▸ AIM OF THE TASK: Reproduce the records that follow in full, excluding any picture they contain.

▸ ENTRIES SHOWN:
---
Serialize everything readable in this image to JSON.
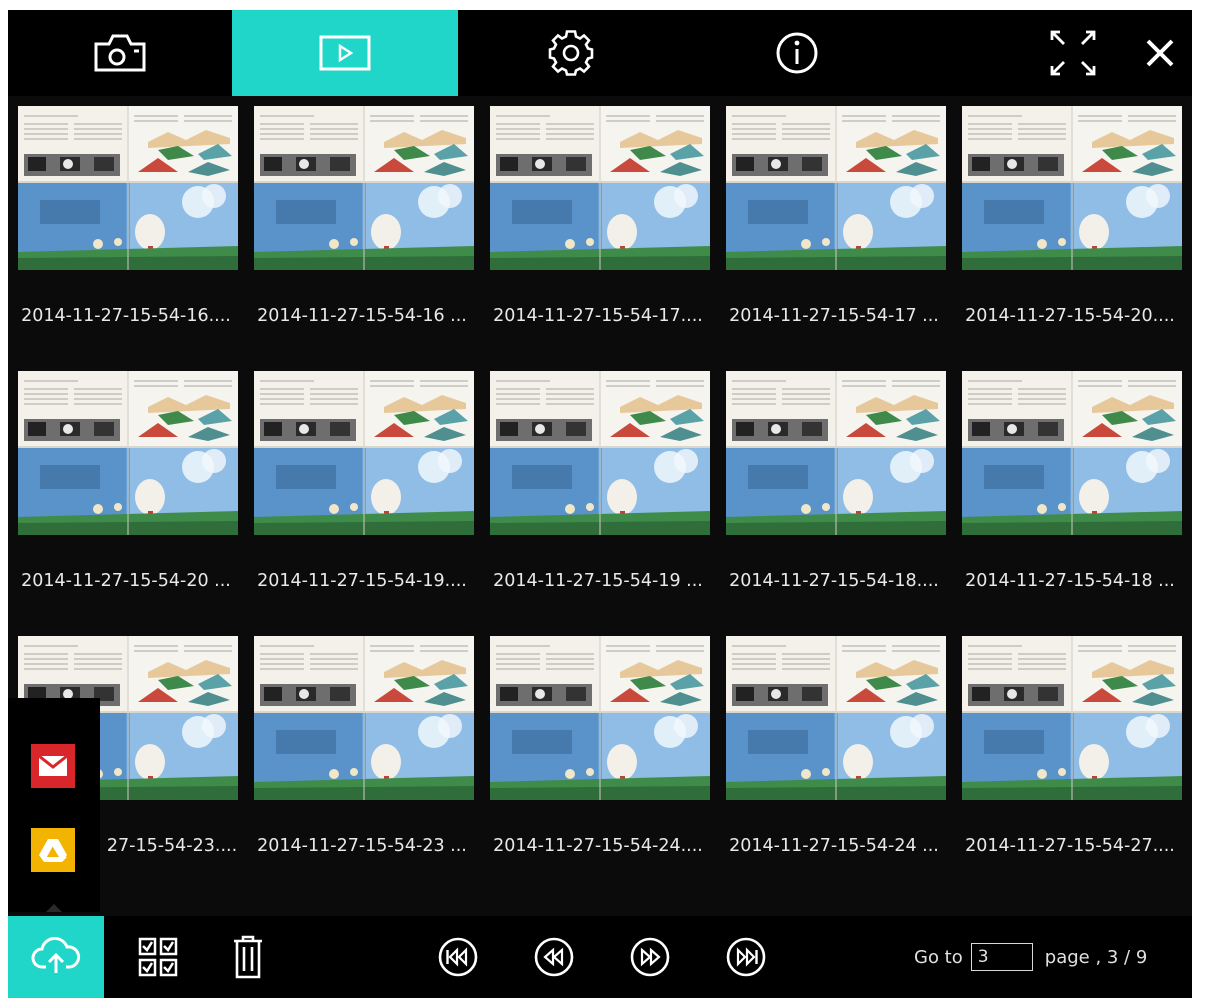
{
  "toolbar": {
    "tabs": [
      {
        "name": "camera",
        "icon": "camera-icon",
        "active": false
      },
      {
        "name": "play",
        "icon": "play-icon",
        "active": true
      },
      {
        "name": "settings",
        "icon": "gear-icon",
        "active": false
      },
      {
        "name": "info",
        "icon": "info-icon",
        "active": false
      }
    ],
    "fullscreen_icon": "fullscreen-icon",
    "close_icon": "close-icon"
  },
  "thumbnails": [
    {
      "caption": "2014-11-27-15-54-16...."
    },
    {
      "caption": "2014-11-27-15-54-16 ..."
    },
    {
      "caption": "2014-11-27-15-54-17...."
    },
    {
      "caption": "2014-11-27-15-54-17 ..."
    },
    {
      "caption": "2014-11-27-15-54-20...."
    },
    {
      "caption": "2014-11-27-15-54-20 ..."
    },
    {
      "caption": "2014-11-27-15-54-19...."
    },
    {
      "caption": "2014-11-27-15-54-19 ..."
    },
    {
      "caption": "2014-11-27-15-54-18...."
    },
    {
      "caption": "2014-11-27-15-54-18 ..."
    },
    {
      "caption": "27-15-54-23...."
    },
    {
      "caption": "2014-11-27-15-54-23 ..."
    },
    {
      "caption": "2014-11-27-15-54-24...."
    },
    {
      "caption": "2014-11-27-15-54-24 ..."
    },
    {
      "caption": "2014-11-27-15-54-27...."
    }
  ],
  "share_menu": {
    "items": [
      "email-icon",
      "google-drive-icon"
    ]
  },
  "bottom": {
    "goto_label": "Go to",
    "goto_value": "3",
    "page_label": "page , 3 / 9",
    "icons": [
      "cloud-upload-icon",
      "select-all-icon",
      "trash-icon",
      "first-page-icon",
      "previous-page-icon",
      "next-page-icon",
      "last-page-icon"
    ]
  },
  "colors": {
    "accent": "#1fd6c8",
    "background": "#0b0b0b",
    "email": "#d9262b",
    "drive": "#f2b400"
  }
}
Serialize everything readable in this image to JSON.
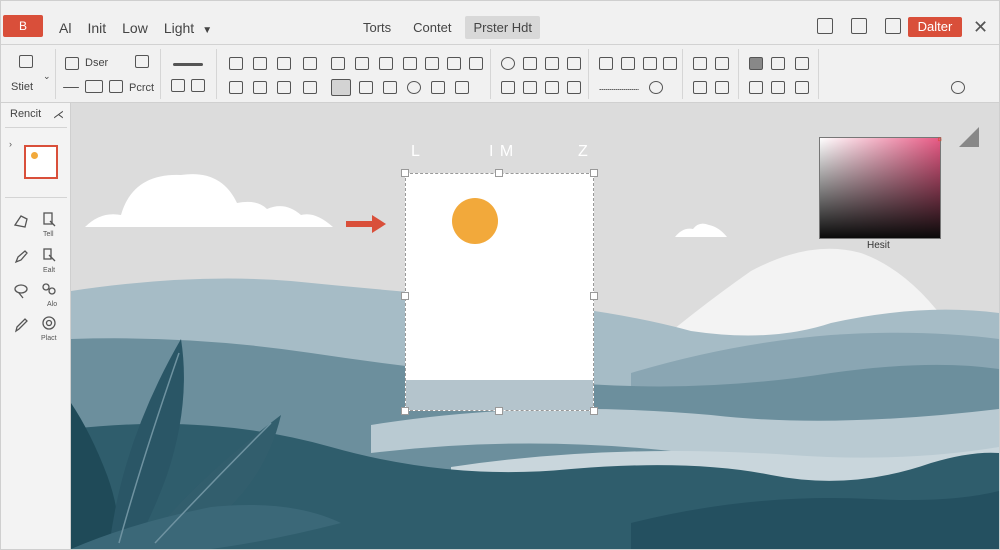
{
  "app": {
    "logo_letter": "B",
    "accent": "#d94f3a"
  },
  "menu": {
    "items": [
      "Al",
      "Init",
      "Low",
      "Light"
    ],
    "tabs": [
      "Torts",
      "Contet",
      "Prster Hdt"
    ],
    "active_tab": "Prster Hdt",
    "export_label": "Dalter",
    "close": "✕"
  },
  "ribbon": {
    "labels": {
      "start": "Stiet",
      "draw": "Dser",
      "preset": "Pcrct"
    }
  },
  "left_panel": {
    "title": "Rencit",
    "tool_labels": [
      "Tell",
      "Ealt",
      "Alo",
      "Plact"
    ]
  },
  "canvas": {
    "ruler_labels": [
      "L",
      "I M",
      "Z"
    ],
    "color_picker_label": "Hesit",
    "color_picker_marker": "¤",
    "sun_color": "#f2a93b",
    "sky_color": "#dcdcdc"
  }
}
---
▸ WRITTEN SOLUTION:
Serialize everything readable in this image to JSON.
{
  "toolbar": {
    "tabs": [
      {
        "name": "camera",
        "icon": "camera-icon",
        "active": false
      },
      {
        "name": "play",
        "icon": "play-icon",
        "active": true
      },
      {
        "name": "settings",
        "icon": "gear-icon",
        "active": false
      },
      {
        "name": "info",
        "icon": "info-icon",
        "active": false
      }
    ],
    "fullscreen_icon": "fullscreen-icon",
    "close_icon": "close-icon"
  },
  "thumbnails": [
    {
      "caption": "2014-11-27-15-54-16...."
    },
    {
      "caption": "2014-11-27-15-54-16 ..."
    },
    {
      "caption": "2014-11-27-15-54-17...."
    },
    {
      "caption": "2014-11-27-15-54-17 ..."
    },
    {
      "caption": "2014-11-27-15-54-20...."
    },
    {
      "caption": "2014-11-27-15-54-20 ..."
    },
    {
      "caption": "2014-11-27-15-54-19...."
    },
    {
      "caption": "2014-11-27-15-54-19 ..."
    },
    {
      "caption": "2014-11-27-15-54-18...."
    },
    {
      "caption": "2014-11-27-15-54-18 ..."
    },
    {
      "caption": "27-15-54-23...."
    },
    {
      "caption": "2014-11-27-15-54-23 ..."
    },
    {
      "caption": "2014-11-27-15-54-24...."
    },
    {
      "caption": "2014-11-27-15-54-24 ..."
    },
    {
      "caption": "2014-11-27-15-54-27...."
    }
  ],
  "share_menu": {
    "items": [
      "email-icon",
      "google-drive-icon"
    ]
  },
  "bottom": {
    "goto_label": "Go to",
    "goto_value": "3",
    "page_label": "page , 3 / 9",
    "icons": [
      "cloud-upload-icon",
      "select-all-icon",
      "trash-icon",
      "first-page-icon",
      "previous-page-icon",
      "next-page-icon",
      "last-page-icon"
    ]
  },
  "colors": {
    "accent": "#1fd6c8",
    "background": "#0b0b0b",
    "email": "#d9262b",
    "drive": "#f2b400"
  }
}
Serialize everything readable in this image to JSON.
{
  "app": {
    "logo_letter": "B",
    "accent": "#d94f3a"
  },
  "menu": {
    "items": [
      "Al",
      "Init",
      "Low",
      "Light"
    ],
    "tabs": [
      "Torts",
      "Contet",
      "Prster Hdt"
    ],
    "active_tab": "Prster Hdt",
    "export_label": "Dalter",
    "close": "✕"
  },
  "ribbon": {
    "labels": {
      "start": "Stiet",
      "draw": "Dser",
      "preset": "Pcrct"
    }
  },
  "left_panel": {
    "title": "Rencit",
    "tool_labels": [
      "Tell",
      "Ealt",
      "Alo",
      "Plact"
    ]
  },
  "canvas": {
    "ruler_labels": [
      "L",
      "I M",
      "Z"
    ],
    "color_picker_label": "Hesit",
    "color_picker_marker": "¤",
    "sun_color": "#f2a93b",
    "sky_color": "#dcdcdc"
  }
}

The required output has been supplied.